***** Study material
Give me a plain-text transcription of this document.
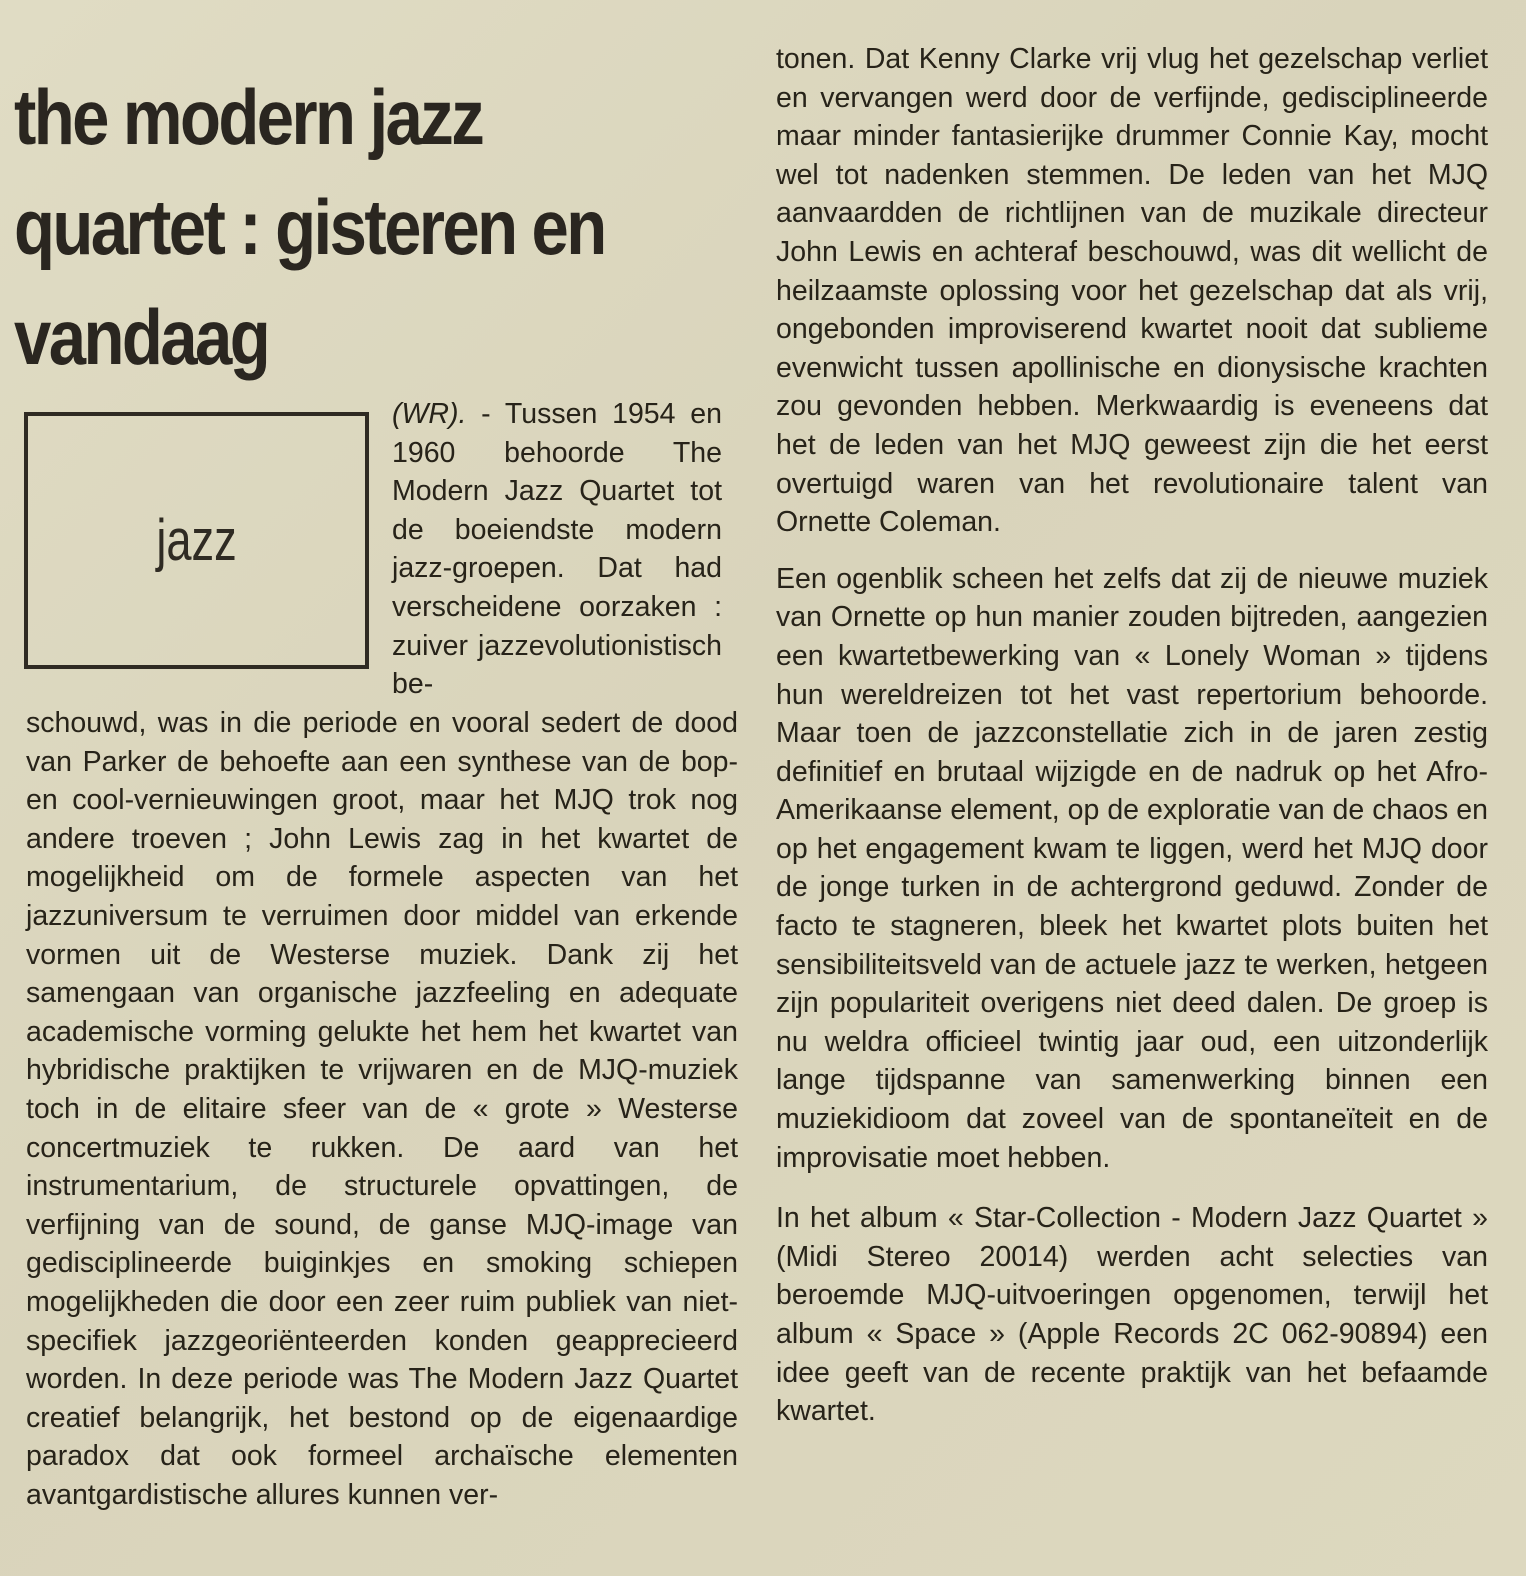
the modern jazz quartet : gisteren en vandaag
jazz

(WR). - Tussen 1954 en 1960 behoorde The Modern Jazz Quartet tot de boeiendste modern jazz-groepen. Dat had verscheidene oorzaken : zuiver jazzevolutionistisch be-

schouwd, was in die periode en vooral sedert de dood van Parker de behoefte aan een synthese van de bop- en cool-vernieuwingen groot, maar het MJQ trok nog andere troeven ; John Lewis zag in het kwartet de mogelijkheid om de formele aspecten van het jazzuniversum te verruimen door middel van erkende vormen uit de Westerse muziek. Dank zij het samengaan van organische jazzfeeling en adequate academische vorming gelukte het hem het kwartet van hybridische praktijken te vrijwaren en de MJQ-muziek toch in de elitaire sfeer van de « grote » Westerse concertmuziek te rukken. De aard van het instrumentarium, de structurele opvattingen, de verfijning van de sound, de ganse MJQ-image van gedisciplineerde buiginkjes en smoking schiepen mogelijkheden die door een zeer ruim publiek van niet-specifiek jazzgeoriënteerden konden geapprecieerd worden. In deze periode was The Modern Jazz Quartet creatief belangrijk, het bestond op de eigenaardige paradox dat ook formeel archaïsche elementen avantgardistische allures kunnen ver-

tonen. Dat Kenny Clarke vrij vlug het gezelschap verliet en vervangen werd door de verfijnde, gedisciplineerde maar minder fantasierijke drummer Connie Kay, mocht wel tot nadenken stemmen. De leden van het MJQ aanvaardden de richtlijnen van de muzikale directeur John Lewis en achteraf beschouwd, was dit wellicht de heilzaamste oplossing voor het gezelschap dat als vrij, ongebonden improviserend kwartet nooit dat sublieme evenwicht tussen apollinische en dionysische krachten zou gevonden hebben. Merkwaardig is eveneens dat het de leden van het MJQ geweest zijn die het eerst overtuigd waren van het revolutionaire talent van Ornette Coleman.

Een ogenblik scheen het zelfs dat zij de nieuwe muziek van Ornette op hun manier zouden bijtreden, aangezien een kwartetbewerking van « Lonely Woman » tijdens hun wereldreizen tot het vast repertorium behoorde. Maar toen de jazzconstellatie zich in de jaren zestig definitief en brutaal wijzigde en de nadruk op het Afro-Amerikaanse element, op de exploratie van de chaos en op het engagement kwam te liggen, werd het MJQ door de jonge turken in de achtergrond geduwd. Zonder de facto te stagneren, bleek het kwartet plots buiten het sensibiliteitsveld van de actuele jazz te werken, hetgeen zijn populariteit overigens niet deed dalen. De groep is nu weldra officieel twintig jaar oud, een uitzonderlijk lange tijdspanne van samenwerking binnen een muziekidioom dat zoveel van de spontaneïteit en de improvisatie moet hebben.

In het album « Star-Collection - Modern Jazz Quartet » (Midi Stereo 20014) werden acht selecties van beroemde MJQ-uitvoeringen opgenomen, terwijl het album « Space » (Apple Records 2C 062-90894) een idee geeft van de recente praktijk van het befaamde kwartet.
**********
***** Study material
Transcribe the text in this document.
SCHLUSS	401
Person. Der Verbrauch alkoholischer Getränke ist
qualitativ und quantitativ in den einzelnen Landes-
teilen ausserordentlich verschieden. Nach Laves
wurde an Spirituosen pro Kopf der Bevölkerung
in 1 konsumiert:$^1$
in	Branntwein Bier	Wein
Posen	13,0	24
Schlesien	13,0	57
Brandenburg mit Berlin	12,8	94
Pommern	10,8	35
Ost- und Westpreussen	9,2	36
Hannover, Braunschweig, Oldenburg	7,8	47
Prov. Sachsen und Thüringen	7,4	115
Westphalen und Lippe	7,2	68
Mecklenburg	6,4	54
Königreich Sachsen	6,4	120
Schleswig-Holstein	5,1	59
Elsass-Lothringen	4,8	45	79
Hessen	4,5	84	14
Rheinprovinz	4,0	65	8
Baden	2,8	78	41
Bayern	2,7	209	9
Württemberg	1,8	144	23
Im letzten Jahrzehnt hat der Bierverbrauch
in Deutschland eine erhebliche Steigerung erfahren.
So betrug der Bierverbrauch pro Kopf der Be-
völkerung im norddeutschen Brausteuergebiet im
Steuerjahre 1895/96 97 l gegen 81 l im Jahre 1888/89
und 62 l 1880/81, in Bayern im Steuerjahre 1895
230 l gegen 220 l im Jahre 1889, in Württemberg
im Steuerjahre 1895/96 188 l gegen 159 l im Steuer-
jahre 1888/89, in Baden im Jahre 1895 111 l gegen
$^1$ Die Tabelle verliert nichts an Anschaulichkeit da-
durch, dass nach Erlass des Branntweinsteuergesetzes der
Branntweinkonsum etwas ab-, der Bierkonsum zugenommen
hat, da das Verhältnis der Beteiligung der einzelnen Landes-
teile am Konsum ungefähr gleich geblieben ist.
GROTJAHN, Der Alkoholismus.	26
**********
§ **Your instructions**: The task calls for all lines in the entries that hold "document".

§ **Worked solution**:
Give me a plain-text transcription of this document.
Transcribe the text in this document.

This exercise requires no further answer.